→ **WHAT YOU ARE ASKED TO DO**
All lines below must be repeated exactly, with the pictures omitted.

- - -

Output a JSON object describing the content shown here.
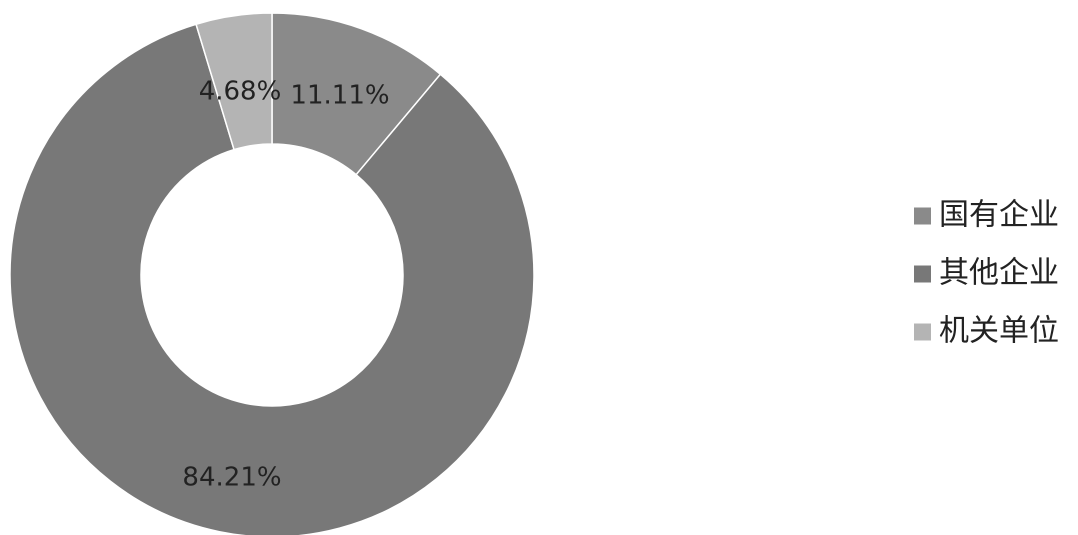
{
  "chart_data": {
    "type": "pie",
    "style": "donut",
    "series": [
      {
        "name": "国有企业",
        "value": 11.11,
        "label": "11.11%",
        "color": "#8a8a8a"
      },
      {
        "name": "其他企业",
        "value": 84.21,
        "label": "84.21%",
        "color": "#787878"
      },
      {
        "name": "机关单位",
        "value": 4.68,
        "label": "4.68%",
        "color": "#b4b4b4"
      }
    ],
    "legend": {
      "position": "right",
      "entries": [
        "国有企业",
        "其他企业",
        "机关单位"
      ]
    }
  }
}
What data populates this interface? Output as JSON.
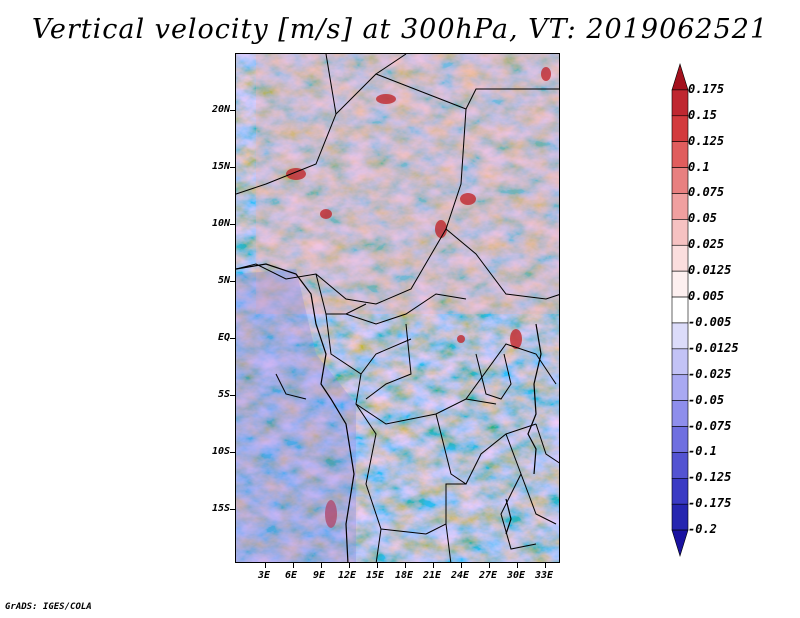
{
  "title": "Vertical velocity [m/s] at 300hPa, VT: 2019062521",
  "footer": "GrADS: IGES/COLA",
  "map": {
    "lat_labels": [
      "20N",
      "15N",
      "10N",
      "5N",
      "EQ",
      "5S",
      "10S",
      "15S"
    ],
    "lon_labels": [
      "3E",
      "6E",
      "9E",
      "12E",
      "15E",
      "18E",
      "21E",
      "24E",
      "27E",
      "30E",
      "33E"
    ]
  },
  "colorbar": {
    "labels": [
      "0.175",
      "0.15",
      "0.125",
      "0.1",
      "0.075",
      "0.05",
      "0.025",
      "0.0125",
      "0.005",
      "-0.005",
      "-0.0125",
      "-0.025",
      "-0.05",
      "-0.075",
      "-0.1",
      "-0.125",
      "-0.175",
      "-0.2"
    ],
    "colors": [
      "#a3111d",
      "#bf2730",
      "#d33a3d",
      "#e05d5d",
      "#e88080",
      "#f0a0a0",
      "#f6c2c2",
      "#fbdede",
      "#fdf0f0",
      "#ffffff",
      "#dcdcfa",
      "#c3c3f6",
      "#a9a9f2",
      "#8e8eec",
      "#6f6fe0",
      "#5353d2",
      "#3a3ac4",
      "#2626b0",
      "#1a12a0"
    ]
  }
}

- - -

→ **THE RESULT**
Output a JSON object describing the content shown here.
{
  "chart_data": {
    "type": "pie",
    "style": "donut",
    "series": [
      {
        "name": "国有企业",
        "value": 11.11,
        "label": "11.11%",
        "color": "#8a8a8a"
      },
      {
        "name": "其他企业",
        "value": 84.21,
        "label": "84.21%",
        "color": "#787878"
      },
      {
        "name": "机关单位",
        "value": 4.68,
        "label": "4.68%",
        "color": "#b4b4b4"
      }
    ],
    "legend": {
      "position": "right",
      "entries": [
        "国有企业",
        "其他企业",
        "机关单位"
      ]
    }
  }
}
What data populates this interface? Output as JSON.
{
  "title": "Vertical velocity [m/s] at 300hPa, VT: 2019062521",
  "footer": "GrADS: IGES/COLA",
  "map": {
    "lat_labels": [
      "20N",
      "15N",
      "10N",
      "5N",
      "EQ",
      "5S",
      "10S",
      "15S"
    ],
    "lon_labels": [
      "3E",
      "6E",
      "9E",
      "12E",
      "15E",
      "18E",
      "21E",
      "24E",
      "27E",
      "30E",
      "33E"
    ]
  },
  "colorbar": {
    "labels": [
      "0.175",
      "0.15",
      "0.125",
      "0.1",
      "0.075",
      "0.05",
      "0.025",
      "0.0125",
      "0.005",
      "-0.005",
      "-0.0125",
      "-0.025",
      "-0.05",
      "-0.075",
      "-0.1",
      "-0.125",
      "-0.175",
      "-0.2"
    ],
    "colors": [
      "#a3111d",
      "#bf2730",
      "#d33a3d",
      "#e05d5d",
      "#e88080",
      "#f0a0a0",
      "#f6c2c2",
      "#fbdede",
      "#fdf0f0",
      "#ffffff",
      "#dcdcfa",
      "#c3c3f6",
      "#a9a9f2",
      "#8e8eec",
      "#6f6fe0",
      "#5353d2",
      "#3a3ac4",
      "#2626b0",
      "#1a12a0"
    ]
  }
}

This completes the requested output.